### Written problem
Scan the listing and work out how many lines contain the word "전자입찰특별유의서". Nothing but the number should be given.

******************************

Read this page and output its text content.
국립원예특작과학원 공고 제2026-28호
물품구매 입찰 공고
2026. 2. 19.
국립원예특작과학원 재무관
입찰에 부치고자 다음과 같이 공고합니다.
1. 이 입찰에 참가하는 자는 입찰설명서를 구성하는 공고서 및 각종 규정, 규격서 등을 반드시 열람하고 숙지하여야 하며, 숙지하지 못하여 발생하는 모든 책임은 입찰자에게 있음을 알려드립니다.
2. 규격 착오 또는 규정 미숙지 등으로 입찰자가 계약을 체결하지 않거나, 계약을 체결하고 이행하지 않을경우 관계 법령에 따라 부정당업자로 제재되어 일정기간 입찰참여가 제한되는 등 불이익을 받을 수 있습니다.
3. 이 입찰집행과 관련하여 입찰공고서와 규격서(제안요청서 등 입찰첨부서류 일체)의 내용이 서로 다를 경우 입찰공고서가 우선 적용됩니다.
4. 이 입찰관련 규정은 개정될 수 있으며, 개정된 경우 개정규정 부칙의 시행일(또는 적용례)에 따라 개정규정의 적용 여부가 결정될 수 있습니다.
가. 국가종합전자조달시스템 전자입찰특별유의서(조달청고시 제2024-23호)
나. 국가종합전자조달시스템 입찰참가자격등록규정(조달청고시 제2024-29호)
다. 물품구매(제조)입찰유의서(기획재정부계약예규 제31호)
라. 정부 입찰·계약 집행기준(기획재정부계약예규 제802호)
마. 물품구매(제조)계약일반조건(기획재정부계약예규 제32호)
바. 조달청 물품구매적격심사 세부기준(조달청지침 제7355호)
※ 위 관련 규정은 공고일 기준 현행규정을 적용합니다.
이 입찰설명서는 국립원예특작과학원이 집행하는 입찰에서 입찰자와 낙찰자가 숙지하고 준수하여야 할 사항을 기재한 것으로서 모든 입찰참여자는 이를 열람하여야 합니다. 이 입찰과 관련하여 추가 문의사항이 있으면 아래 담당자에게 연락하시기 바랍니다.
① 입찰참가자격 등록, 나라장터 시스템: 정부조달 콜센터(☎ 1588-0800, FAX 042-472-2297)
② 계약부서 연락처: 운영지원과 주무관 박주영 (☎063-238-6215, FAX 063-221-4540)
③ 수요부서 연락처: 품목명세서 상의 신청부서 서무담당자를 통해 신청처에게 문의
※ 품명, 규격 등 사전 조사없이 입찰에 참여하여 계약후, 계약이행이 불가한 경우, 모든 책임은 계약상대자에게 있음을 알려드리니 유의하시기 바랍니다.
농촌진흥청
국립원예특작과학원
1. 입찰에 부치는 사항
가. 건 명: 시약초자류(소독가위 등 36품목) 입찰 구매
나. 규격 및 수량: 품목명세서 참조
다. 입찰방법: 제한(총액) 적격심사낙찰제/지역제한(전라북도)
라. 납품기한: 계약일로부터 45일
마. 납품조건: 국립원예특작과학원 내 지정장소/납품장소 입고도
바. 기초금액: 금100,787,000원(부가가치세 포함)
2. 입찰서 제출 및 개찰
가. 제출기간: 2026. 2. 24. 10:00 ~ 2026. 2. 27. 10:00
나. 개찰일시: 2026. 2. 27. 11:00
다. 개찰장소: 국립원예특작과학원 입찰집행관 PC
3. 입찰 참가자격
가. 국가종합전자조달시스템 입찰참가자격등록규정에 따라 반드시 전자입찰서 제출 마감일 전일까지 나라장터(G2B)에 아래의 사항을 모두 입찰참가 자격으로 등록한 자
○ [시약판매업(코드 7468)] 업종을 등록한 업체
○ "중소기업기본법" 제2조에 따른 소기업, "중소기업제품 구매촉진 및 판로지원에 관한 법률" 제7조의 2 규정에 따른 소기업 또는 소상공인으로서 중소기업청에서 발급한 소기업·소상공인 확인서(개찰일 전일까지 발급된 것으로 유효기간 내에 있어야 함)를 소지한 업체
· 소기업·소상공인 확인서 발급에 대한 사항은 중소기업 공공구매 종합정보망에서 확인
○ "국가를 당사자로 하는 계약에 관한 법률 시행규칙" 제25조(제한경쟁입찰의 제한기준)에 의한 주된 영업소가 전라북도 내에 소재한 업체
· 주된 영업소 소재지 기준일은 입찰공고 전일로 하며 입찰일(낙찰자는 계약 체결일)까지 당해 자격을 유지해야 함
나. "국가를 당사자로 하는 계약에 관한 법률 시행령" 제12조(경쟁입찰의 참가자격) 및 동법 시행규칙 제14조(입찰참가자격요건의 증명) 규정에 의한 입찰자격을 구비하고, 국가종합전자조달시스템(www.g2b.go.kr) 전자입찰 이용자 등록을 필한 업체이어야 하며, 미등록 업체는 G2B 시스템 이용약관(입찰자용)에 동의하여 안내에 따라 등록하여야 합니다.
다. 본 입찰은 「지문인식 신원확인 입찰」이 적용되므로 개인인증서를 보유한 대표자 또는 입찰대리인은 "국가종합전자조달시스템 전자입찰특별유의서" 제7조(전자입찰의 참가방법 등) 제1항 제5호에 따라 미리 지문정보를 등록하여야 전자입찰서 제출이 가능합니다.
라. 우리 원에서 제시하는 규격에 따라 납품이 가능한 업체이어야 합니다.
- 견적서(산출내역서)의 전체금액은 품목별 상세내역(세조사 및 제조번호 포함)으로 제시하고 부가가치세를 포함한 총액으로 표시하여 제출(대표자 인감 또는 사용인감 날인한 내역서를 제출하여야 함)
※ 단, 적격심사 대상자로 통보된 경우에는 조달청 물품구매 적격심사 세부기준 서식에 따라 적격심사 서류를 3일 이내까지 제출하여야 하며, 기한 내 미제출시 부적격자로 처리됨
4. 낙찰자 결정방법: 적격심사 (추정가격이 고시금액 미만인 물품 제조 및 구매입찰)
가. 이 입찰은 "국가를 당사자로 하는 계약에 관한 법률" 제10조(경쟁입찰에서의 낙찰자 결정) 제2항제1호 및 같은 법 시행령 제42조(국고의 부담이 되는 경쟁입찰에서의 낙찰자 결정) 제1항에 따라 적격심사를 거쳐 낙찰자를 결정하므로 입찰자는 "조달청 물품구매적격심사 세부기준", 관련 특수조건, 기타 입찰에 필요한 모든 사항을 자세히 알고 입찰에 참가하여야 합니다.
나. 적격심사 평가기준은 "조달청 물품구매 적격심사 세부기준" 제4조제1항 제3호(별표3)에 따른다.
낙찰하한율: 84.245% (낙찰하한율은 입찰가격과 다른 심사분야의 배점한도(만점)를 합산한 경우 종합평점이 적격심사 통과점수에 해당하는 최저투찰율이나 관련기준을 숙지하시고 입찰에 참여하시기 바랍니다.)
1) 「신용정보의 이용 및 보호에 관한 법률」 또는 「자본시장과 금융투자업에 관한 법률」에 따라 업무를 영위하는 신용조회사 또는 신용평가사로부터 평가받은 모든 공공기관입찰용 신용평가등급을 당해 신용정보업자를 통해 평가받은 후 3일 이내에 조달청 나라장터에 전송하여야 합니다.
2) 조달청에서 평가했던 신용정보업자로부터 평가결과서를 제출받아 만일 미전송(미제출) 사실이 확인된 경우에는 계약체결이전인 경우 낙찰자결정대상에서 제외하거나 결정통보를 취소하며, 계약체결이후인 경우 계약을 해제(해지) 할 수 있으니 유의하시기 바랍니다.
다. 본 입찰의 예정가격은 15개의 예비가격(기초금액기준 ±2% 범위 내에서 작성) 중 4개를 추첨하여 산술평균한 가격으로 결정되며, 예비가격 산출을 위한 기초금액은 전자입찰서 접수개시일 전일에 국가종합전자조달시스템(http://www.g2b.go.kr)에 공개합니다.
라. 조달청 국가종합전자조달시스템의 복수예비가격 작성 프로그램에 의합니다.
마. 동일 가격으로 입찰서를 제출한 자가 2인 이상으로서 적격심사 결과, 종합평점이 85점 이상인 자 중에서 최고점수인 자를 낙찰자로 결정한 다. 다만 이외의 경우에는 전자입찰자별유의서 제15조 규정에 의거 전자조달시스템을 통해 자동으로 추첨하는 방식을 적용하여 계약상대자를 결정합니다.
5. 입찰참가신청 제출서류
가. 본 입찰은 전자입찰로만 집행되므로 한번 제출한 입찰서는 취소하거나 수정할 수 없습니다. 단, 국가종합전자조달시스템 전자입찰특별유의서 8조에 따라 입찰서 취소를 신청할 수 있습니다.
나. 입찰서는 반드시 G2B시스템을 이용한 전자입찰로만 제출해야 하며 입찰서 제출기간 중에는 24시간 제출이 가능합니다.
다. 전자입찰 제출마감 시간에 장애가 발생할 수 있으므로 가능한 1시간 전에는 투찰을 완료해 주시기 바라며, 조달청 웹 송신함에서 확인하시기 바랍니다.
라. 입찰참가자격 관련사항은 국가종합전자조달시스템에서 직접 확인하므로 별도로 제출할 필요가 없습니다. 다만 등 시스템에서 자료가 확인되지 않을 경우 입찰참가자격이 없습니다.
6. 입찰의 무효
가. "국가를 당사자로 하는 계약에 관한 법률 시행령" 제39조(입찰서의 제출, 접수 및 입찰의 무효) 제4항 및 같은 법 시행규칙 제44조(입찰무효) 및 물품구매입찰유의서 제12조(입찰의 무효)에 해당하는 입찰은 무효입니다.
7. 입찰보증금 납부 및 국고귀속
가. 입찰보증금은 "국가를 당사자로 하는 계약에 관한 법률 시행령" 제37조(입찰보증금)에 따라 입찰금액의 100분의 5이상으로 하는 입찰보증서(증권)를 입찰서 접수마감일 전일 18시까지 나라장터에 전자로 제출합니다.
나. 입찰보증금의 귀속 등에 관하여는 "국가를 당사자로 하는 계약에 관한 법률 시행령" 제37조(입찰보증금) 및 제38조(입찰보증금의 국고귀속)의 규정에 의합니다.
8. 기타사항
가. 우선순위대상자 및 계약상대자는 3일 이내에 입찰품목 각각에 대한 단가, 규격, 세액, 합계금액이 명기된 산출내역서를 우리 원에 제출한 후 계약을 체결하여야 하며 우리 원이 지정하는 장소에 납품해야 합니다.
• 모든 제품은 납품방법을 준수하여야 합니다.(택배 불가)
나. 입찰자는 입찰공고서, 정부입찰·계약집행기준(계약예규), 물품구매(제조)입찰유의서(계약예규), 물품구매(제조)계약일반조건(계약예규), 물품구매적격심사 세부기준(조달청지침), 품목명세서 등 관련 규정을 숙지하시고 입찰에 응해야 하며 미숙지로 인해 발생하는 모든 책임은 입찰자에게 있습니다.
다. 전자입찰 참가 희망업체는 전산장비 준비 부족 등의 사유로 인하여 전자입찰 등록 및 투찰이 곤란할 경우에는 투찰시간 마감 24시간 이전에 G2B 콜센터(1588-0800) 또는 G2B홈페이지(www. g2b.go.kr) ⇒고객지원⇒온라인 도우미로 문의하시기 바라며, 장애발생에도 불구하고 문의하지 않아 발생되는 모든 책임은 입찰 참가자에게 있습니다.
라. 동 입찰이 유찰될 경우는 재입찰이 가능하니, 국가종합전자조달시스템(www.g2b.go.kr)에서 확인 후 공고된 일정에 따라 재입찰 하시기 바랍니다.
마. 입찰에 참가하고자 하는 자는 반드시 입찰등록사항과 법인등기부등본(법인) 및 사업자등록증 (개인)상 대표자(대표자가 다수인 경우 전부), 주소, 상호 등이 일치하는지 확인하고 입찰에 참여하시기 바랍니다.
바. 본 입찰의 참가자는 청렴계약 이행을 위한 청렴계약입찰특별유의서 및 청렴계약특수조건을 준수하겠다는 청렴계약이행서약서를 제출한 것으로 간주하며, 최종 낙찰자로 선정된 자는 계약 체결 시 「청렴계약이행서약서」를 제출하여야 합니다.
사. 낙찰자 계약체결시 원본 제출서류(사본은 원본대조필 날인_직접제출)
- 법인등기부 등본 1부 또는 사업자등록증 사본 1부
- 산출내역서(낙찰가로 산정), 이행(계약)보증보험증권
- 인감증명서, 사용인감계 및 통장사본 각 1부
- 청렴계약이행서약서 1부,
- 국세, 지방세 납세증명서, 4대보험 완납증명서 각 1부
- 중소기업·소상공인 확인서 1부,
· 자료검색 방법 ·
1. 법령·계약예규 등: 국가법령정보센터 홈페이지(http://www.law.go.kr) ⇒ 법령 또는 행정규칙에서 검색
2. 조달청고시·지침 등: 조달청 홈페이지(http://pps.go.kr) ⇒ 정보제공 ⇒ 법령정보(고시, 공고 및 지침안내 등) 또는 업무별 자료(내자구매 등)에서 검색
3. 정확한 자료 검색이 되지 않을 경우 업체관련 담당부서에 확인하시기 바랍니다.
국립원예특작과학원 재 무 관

******************************

### Task response
3